Start of Records for this task

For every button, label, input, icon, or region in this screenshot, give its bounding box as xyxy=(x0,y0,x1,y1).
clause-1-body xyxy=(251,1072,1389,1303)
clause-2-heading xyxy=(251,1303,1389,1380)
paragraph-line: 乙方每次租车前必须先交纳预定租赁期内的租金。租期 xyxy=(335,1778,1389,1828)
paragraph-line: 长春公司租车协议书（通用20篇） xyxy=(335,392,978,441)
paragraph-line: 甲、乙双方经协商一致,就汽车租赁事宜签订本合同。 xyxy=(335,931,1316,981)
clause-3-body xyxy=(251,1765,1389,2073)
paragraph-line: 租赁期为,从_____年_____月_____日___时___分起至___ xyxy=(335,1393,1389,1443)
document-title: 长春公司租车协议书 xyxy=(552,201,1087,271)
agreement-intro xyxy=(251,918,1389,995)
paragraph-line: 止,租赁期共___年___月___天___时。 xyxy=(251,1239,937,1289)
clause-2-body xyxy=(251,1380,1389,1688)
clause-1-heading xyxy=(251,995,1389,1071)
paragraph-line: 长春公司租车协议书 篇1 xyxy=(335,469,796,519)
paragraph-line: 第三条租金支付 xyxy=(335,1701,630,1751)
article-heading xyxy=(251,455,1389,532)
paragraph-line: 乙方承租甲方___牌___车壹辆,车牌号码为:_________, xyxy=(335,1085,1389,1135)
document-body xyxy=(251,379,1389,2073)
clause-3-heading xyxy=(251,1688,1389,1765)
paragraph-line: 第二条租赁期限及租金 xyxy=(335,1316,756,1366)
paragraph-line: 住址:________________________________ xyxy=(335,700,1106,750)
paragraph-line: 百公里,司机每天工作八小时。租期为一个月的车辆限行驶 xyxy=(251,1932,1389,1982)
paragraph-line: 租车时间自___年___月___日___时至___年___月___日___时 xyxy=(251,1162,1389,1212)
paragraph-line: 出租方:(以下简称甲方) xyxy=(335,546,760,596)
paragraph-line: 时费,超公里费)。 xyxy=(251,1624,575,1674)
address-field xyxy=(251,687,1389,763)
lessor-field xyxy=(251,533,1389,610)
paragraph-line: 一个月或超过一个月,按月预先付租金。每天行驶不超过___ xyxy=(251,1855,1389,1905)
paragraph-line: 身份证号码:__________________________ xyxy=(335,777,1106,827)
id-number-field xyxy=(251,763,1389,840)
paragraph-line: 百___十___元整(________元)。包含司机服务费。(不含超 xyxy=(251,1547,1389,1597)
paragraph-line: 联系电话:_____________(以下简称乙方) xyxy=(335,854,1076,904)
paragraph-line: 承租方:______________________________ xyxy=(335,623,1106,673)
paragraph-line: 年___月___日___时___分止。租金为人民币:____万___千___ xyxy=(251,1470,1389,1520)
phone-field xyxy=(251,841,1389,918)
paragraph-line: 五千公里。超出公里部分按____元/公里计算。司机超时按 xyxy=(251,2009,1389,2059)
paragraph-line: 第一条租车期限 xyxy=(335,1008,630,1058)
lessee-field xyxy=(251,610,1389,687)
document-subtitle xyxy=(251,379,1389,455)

End of Records for this task

_Your goal_. Please rewrite all of the lines above, changing each "paragraph-line" to "text-line" and leaving everything else the same.

_Exercise result_.
For every button, label, input, icon, or region in this screenshot, give its bounding box as xyxy=(x0,y0,x1,y1).
clause-1-body xyxy=(251,1072,1389,1303)
clause-2-heading xyxy=(251,1303,1389,1380)
text-line: 乙方每次租车前必须先交纳预定租赁期内的租金。租期 xyxy=(335,1778,1389,1828)
text-line: 长春公司租车协议书（通用20篇） xyxy=(335,392,978,441)
text-line: 甲、乙双方经协商一致,就汽车租赁事宜签订本合同。 xyxy=(335,931,1316,981)
clause-3-body xyxy=(251,1765,1389,2073)
text-line: 租赁期为,从_____年_____月_____日___时___分起至___ xyxy=(335,1393,1389,1443)
document-title: 长春公司租车协议书 xyxy=(552,201,1087,271)
agreement-intro xyxy=(251,918,1389,995)
text-line: 止,租赁期共___年___月___天___时。 xyxy=(251,1239,937,1289)
clause-2-body xyxy=(251,1380,1389,1688)
clause-1-heading xyxy=(251,995,1389,1071)
text-line: 长春公司租车协议书 篇1 xyxy=(335,469,796,519)
text-line: 第三条租金支付 xyxy=(335,1701,630,1751)
article-heading xyxy=(251,455,1389,532)
text-line: 乙方承租甲方___牌___车壹辆,车牌号码为:_________, xyxy=(335,1085,1389,1135)
document-body xyxy=(251,379,1389,2073)
clause-3-heading xyxy=(251,1688,1389,1765)
text-line: 第二条租赁期限及租金 xyxy=(335,1316,756,1366)
text-line: 住址:________________________________ xyxy=(335,700,1106,750)
text-line: 百公里,司机每天工作八小时。租期为一个月的车辆限行驶 xyxy=(251,1932,1389,1982)
text-line: 租车时间自___年___月___日___时至___年___月___日___时 xyxy=(251,1162,1389,1212)
text-line: 出租方:(以下简称甲方) xyxy=(335,546,760,596)
text-line: 时费,超公里费)。 xyxy=(251,1624,575,1674)
address-field xyxy=(251,687,1389,763)
lessor-field xyxy=(251,533,1389,610)
text-line: 一个月或超过一个月,按月预先付租金。每天行驶不超过___ xyxy=(251,1855,1389,1905)
text-line: 身份证号码:__________________________ xyxy=(335,777,1106,827)
id-number-field xyxy=(251,763,1389,840)
text-line: 百___十___元整(________元)。包含司机服务费。(不含超 xyxy=(251,1547,1389,1597)
text-line: 联系电话:_____________(以下简称乙方) xyxy=(335,854,1076,904)
text-line: 承租方:______________________________ xyxy=(335,623,1106,673)
text-line: 年___月___日___时___分止。租金为人民币:____万___千___ xyxy=(251,1470,1389,1520)
phone-field xyxy=(251,841,1389,918)
text-line: 五千公里。超出公里部分按____元/公里计算。司机超时按 xyxy=(251,2009,1389,2059)
text-line: 第一条租车期限 xyxy=(335,1008,630,1058)
lessee-field xyxy=(251,610,1389,687)
document-subtitle xyxy=(251,379,1389,455)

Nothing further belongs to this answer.